■ **Given problem**
The entries below should be quoted exactly, with no pictures carried over.

-------------------------

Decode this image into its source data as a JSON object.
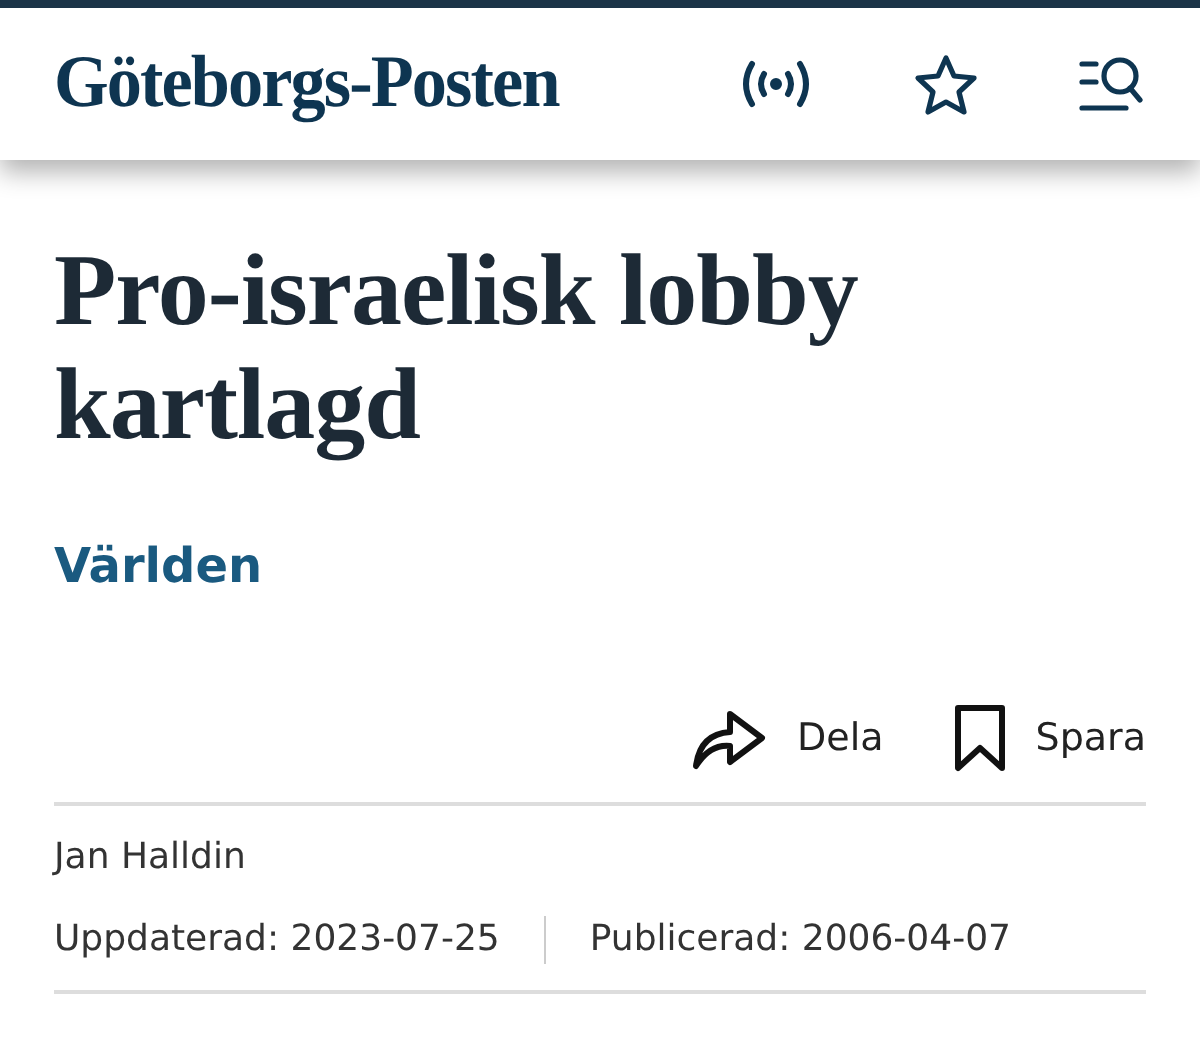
{
  "header": {
    "logo": "Göteborgs-Posten"
  },
  "article": {
    "title": "Pro-israelisk lobby kartlagd",
    "category": "Världen"
  },
  "actions": [
    {
      "label": "Dela",
      "kind": "share"
    },
    {
      "label": "Spara",
      "kind": "save"
    }
  ],
  "byline": {
    "author": "Jan Halldin",
    "updated": "Uppdaterad: 2023-07-25",
    "published": "Publicerad: 2006-04-07"
  }
}
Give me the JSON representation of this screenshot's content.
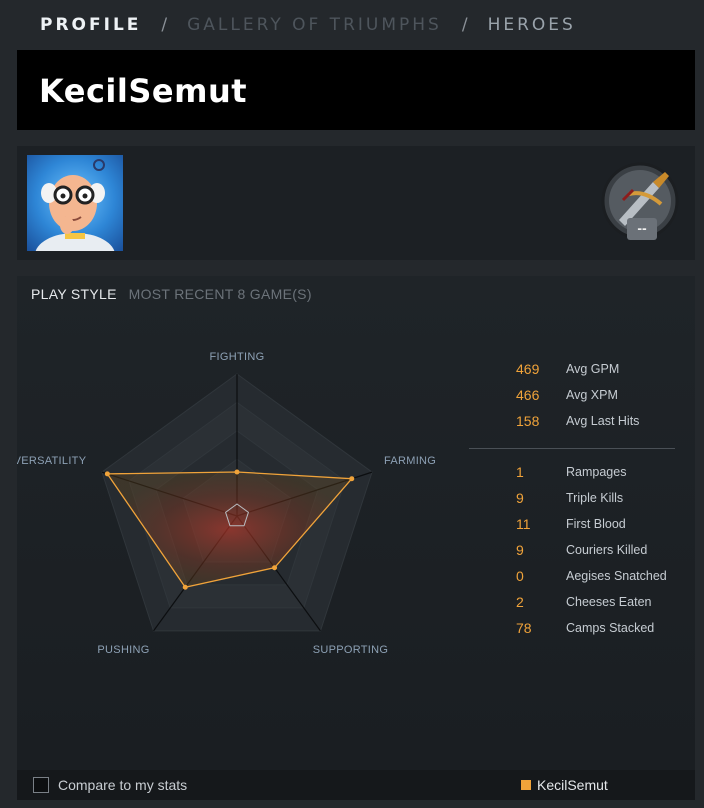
{
  "nav": {
    "profile": "PROFILE",
    "sep1": "/",
    "gallery": "GALLERY OF TRIUMPHS",
    "sep2": "/",
    "heroes": "HEROES"
  },
  "player": {
    "name": "KecilSemut"
  },
  "rank": {
    "label": "--"
  },
  "playstyle": {
    "title": "PLAY STYLE",
    "subtitle": "MOST RECENT 8 GAME(S)",
    "axes": [
      {
        "name": "FIGHTING",
        "value": 0.31
      },
      {
        "name": "FARMING",
        "value": 0.85
      },
      {
        "name": "SUPPORTING",
        "value": 0.45
      },
      {
        "name": "PUSHING",
        "value": 0.62
      },
      {
        "name": "VERSATILITY",
        "value": 0.96
      }
    ]
  },
  "stats_primary": [
    {
      "value": "469",
      "label": "Avg GPM"
    },
    {
      "value": "466",
      "label": "Avg XPM"
    },
    {
      "value": "158",
      "label": "Avg Last Hits"
    }
  ],
  "stats_secondary": [
    {
      "value": "1",
      "label": "Rampages"
    },
    {
      "value": "9",
      "label": "Triple Kills"
    },
    {
      "value": "11",
      "label": "First Blood"
    },
    {
      "value": "9",
      "label": "Couriers Killed"
    },
    {
      "value": "0",
      "label": "Aegises Snatched"
    },
    {
      "value": "2",
      "label": "Cheeses Eaten"
    },
    {
      "value": "78",
      "label": "Camps Stacked"
    }
  ],
  "footer": {
    "compare_label": "Compare to my stats",
    "compare_checked": false,
    "legend_label": "KecilSemut"
  },
  "colors": {
    "accent": "#f0a33a",
    "bg": "#24282c",
    "panel": "#1c2125"
  }
}
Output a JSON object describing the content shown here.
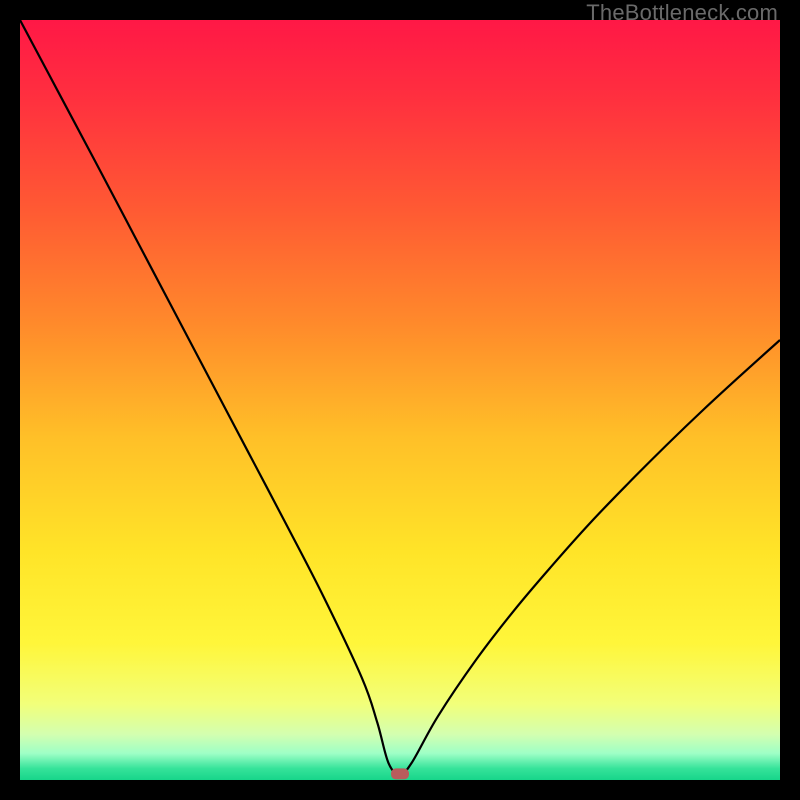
{
  "watermark": "TheBottleneck.com",
  "chart_data": {
    "type": "line",
    "title": "",
    "xlabel": "",
    "ylabel": "",
    "xlim": [
      0,
      100
    ],
    "ylim": [
      0,
      100
    ],
    "grid": false,
    "series": [
      {
        "name": "curve",
        "x": [
          0,
          5,
          10,
          15,
          20,
          25,
          30,
          35,
          40,
          45,
          47,
          48.5,
          50,
          51.5,
          55,
          60,
          65,
          70,
          75,
          80,
          85,
          90,
          95,
          100
        ],
        "y": [
          100,
          90.6,
          81.2,
          71.7,
          62.2,
          52.7,
          43.2,
          33.7,
          24,
          13.4,
          7.6,
          2.2,
          0.8,
          2.2,
          8.4,
          15.8,
          22.3,
          28.2,
          33.8,
          39,
          44,
          48.8,
          53.4,
          57.9
        ]
      }
    ],
    "marker": {
      "x": 50.0,
      "y": 0.8,
      "color": "#b85c5c"
    },
    "background_gradient": {
      "stops": [
        {
          "offset": 0.0,
          "color": "#ff1846"
        },
        {
          "offset": 0.1,
          "color": "#ff2f3f"
        },
        {
          "offset": 0.25,
          "color": "#ff5a33"
        },
        {
          "offset": 0.4,
          "color": "#ff8a2b"
        },
        {
          "offset": 0.55,
          "color": "#ffc028"
        },
        {
          "offset": 0.7,
          "color": "#ffe428"
        },
        {
          "offset": 0.82,
          "color": "#fff63a"
        },
        {
          "offset": 0.9,
          "color": "#f2ff7a"
        },
        {
          "offset": 0.94,
          "color": "#d3ffb0"
        },
        {
          "offset": 0.965,
          "color": "#9effc6"
        },
        {
          "offset": 0.985,
          "color": "#35e39a"
        },
        {
          "offset": 1.0,
          "color": "#17d58a"
        }
      ]
    },
    "line_color": "#000000",
    "line_width": 2.2
  }
}
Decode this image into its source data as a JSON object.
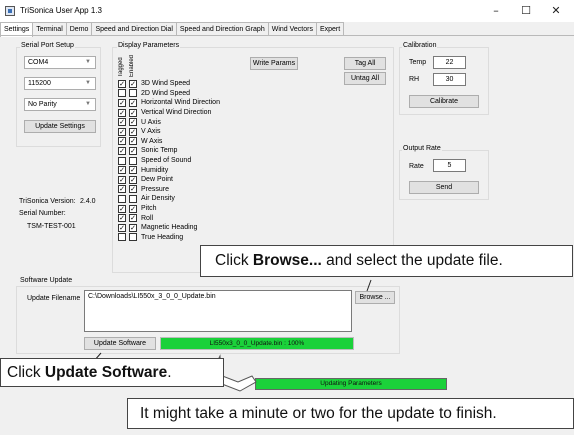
{
  "window": {
    "title": "TriSonica User App 1.3",
    "minimize": "–",
    "maximize": "☐",
    "close": "✕"
  },
  "tabs": [
    {
      "label": "Settings"
    },
    {
      "label": "Terminal"
    },
    {
      "label": "Demo"
    },
    {
      "label": "Speed and Direction Dial"
    },
    {
      "label": "Speed and Direction Graph"
    },
    {
      "label": "Wind Vectors"
    },
    {
      "label": "Expert"
    }
  ],
  "serial_port_setup": {
    "label": "Serial Port Setup",
    "port": "COM4",
    "baud": "115200",
    "parity": "No Parity",
    "update_button": "Update Settings"
  },
  "device_info": {
    "version_label": "TriSonica Version:",
    "version_value": "2.4.0",
    "serial_label": "Serial Number:",
    "serial_value": "TSM-TEST-001"
  },
  "display_parameters": {
    "label": "Display Parameters",
    "col_tagged": "Tagged",
    "col_enabled": "Enabled",
    "write_button": "Write Params",
    "tag_all_button": "Tag All",
    "untag_all_button": "Untag All",
    "params": [
      {
        "name": "3D Wind Speed",
        "tagged": true,
        "enabled": true
      },
      {
        "name": "2D Wind Speed",
        "tagged": false,
        "enabled": false
      },
      {
        "name": "Horizontal Wind Direction",
        "tagged": true,
        "enabled": true
      },
      {
        "name": "Vertical Wind Direction",
        "tagged": true,
        "enabled": true
      },
      {
        "name": "U Axis",
        "tagged": true,
        "enabled": true
      },
      {
        "name": "V Axis",
        "tagged": true,
        "enabled": true
      },
      {
        "name": "W Axis",
        "tagged": true,
        "enabled": true
      },
      {
        "name": "Sonic Temp",
        "tagged": true,
        "enabled": true
      },
      {
        "name": "Speed of Sound",
        "tagged": false,
        "enabled": false
      },
      {
        "name": "Humidity",
        "tagged": true,
        "enabled": true
      },
      {
        "name": "Dew Point",
        "tagged": true,
        "enabled": true
      },
      {
        "name": "Pressure",
        "tagged": true,
        "enabled": true
      },
      {
        "name": "Air Density",
        "tagged": false,
        "enabled": false
      },
      {
        "name": "Pitch",
        "tagged": true,
        "enabled": true
      },
      {
        "name": "Roll",
        "tagged": true,
        "enabled": true
      },
      {
        "name": "Magnetic Heading",
        "tagged": true,
        "enabled": true
      },
      {
        "name": "True Heading",
        "tagged": false,
        "enabled": false
      }
    ]
  },
  "calibration": {
    "label": "Calibration",
    "temp_label": "Temp",
    "temp_value": "22",
    "rh_label": "RH",
    "rh_value": "30",
    "calibrate_button": "Calibrate"
  },
  "output_rate": {
    "label": "Output Rate",
    "rate_label": "Rate",
    "rate_value": "5",
    "send_button": "Send"
  },
  "software_update": {
    "label": "Software Update",
    "filename_label": "Update Filename",
    "filename_value": "C:\\Downloads\\LI550x_3_0_0_Update.bin",
    "browse_button": "Browse ...",
    "update_button": "Update Software",
    "progress_text": "LI550x3_0_0_Update.bin : 100%",
    "progress_fraction": 1.0,
    "status_text": "Updating Parameters"
  },
  "callouts": {
    "browse_pre": "Click ",
    "browse_bold": "Browse...",
    "browse_post": " and select the update file.",
    "update_pre": "Click ",
    "update_bold": "Update Software",
    "update_post": ".",
    "wait": "It might take a minute or two for the update to finish."
  }
}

-------------------------

■ **Written solution**
Decode this image into its source data as a JSON object.
{
  "header": {
    "logo": "Göteborgs-Posten"
  },
  "article": {
    "title": "Pro-israelisk lobby kartlagd",
    "category": "Världen"
  },
  "actions": [
    {
      "label": "Dela",
      "kind": "share"
    },
    {
      "label": "Spara",
      "kind": "save"
    }
  ],
  "byline": {
    "author": "Jan Halldin",
    "updated": "Uppdaterad: 2023-07-25",
    "published": "Publicerad: 2006-04-07"
  }
}
Give me the JSON representation of this screenshot's content.
{
  "nav": {
    "profile": "PROFILE",
    "sep1": "/",
    "gallery": "GALLERY OF TRIUMPHS",
    "sep2": "/",
    "heroes": "HEROES"
  },
  "player": {
    "name": "KecilSemut"
  },
  "rank": {
    "label": "--"
  },
  "playstyle": {
    "title": "PLAY STYLE",
    "subtitle": "MOST RECENT 8 GAME(S)",
    "axes": [
      {
        "name": "FIGHTING",
        "value": 0.31
      },
      {
        "name": "FARMING",
        "value": 0.85
      },
      {
        "name": "SUPPORTING",
        "value": 0.45
      },
      {
        "name": "PUSHING",
        "value": 0.62
      },
      {
        "name": "VERSATILITY",
        "value": 0.96
      }
    ]
  },
  "stats_primary": [
    {
      "value": "469",
      "label": "Avg GPM"
    },
    {
      "value": "466",
      "label": "Avg XPM"
    },
    {
      "value": "158",
      "label": "Avg Last Hits"
    }
  ],
  "stats_secondary": [
    {
      "value": "1",
      "label": "Rampages"
    },
    {
      "value": "9",
      "label": "Triple Kills"
    },
    {
      "value": "11",
      "label": "First Blood"
    },
    {
      "value": "9",
      "label": "Couriers Killed"
    },
    {
      "value": "0",
      "label": "Aegises Snatched"
    },
    {
      "value": "2",
      "label": "Cheeses Eaten"
    },
    {
      "value": "78",
      "label": "Camps Stacked"
    }
  ],
  "footer": {
    "compare_label": "Compare to my stats",
    "compare_checked": false,
    "legend_label": "KecilSemut"
  },
  "colors": {
    "accent": "#f0a33a",
    "bg": "#24282c",
    "panel": "#1c2125"
  }
}
Output a JSON object describing the content shown here.
{
  "watermark": "TheBottleneck.com",
  "chart_data": {
    "type": "line",
    "title": "",
    "xlabel": "",
    "ylabel": "",
    "xlim": [
      0,
      100
    ],
    "ylim": [
      0,
      100
    ],
    "grid": false,
    "series": [
      {
        "name": "curve",
        "x": [
          0,
          5,
          10,
          15,
          20,
          25,
          30,
          35,
          40,
          45,
          47,
          48.5,
          50,
          51.5,
          55,
          60,
          65,
          70,
          75,
          80,
          85,
          90,
          95,
          100
        ],
        "y": [
          100,
          90.6,
          81.2,
          71.7,
          62.2,
          52.7,
          43.2,
          33.7,
          24,
          13.4,
          7.6,
          2.2,
          0.8,
          2.2,
          8.4,
          15.8,
          22.3,
          28.2,
          33.8,
          39,
          44,
          48.8,
          53.4,
          57.9
        ]
      }
    ],
    "marker": {
      "x": 50.0,
      "y": 0.8,
      "color": "#b85c5c"
    },
    "background_gradient": {
      "stops": [
        {
          "offset": 0.0,
          "color": "#ff1846"
        },
        {
          "offset": 0.1,
          "color": "#ff2f3f"
        },
        {
          "offset": 0.25,
          "color": "#ff5a33"
        },
        {
          "offset": 0.4,
          "color": "#ff8a2b"
        },
        {
          "offset": 0.55,
          "color": "#ffc028"
        },
        {
          "offset": 0.7,
          "color": "#ffe428"
        },
        {
          "offset": 0.82,
          "color": "#fff63a"
        },
        {
          "offset": 0.9,
          "color": "#f2ff7a"
        },
        {
          "offset": 0.94,
          "color": "#d3ffb0"
        },
        {
          "offset": 0.965,
          "color": "#9effc6"
        },
        {
          "offset": 0.985,
          "color": "#35e39a"
        },
        {
          "offset": 1.0,
          "color": "#17d58a"
        }
      ]
    },
    "line_color": "#000000",
    "line_width": 2.2
  }
}
Decode this image into its source data as a JSON object.
{
  "window": {
    "title": "TriSonica User App 1.3",
    "minimize": "–",
    "maximize": "☐",
    "close": "✕"
  },
  "tabs": [
    {
      "label": "Settings"
    },
    {
      "label": "Terminal"
    },
    {
      "label": "Demo"
    },
    {
      "label": "Speed and Direction Dial"
    },
    {
      "label": "Speed and Direction Graph"
    },
    {
      "label": "Wind Vectors"
    },
    {
      "label": "Expert"
    }
  ],
  "serial_port_setup": {
    "label": "Serial Port Setup",
    "port": "COM4",
    "baud": "115200",
    "parity": "No Parity",
    "update_button": "Update Settings"
  },
  "device_info": {
    "version_label": "TriSonica Version:",
    "version_value": "2.4.0",
    "serial_label": "Serial Number:",
    "serial_value": "TSM-TEST-001"
  },
  "display_parameters": {
    "label": "Display Parameters",
    "col_tagged": "Tagged",
    "col_enabled": "Enabled",
    "write_button": "Write Params",
    "tag_all_button": "Tag All",
    "untag_all_button": "Untag All",
    "params": [
      {
        "name": "3D Wind Speed",
        "tagged": true,
        "enabled": true
      },
      {
        "name": "2D Wind Speed",
        "tagged": false,
        "enabled": false
      },
      {
        "name": "Horizontal Wind Direction",
        "tagged": true,
        "enabled": true
      },
      {
        "name": "Vertical Wind Direction",
        "tagged": true,
        "enabled": true
      },
      {
        "name": "U Axis",
        "tagged": true,
        "enabled": true
      },
      {
        "name": "V Axis",
        "tagged": true,
        "enabled": true
      },
      {
        "name": "W Axis",
        "tagged": true,
        "enabled": true
      },
      {
        "name": "Sonic Temp",
        "tagged": true,
        "enabled": true
      },
      {
        "name": "Speed of Sound",
        "tagged": false,
        "enabled": false
      },
      {
        "name": "Humidity",
        "tagged": true,
        "enabled": true
      },
      {
        "name": "Dew Point",
        "tagged": true,
        "enabled": true
      },
      {
        "name": "Pressure",
        "tagged": true,
        "enabled": true
      },
      {
        "name": "Air Density",
        "tagged": false,
        "enabled": false
      },
      {
        "name": "Pitch",
        "tagged": true,
        "enabled": true
      },
      {
        "name": "Roll",
        "tagged": true,
        "enabled": true
      },
      {
        "name": "Magnetic Heading",
        "tagged": true,
        "enabled": true
      },
      {
        "name": "True Heading",
        "tagged": false,
        "enabled": false
      }
    ]
  },
  "calibration": {
    "label": "Calibration",
    "temp_label": "Temp",
    "temp_value": "22",
    "rh_label": "RH",
    "rh_value": "30",
    "calibrate_button": "Calibrate"
  },
  "output_rate": {
    "label": "Output Rate",
    "rate_label": "Rate",
    "rate_value": "5",
    "send_button": "Send"
  },
  "software_update": {
    "label": "Software Update",
    "filename_label": "Update Filename",
    "filename_value": "C:\\Downloads\\LI550x_3_0_0_Update.bin",
    "browse_button": "Browse ...",
    "update_button": "Update Software",
    "progress_text": "LI550x3_0_0_Update.bin : 100%",
    "progress_fraction": 1.0,
    "status_text": "Updating Parameters"
  },
  "callouts": {
    "browse_pre": "Click ",
    "browse_bold": "Browse...",
    "browse_post": " and select the update file.",
    "update_pre": "Click ",
    "update_bold": "Update Software",
    "update_post": ".",
    "wait": "It might take a minute or two for the update to finish."
  }
}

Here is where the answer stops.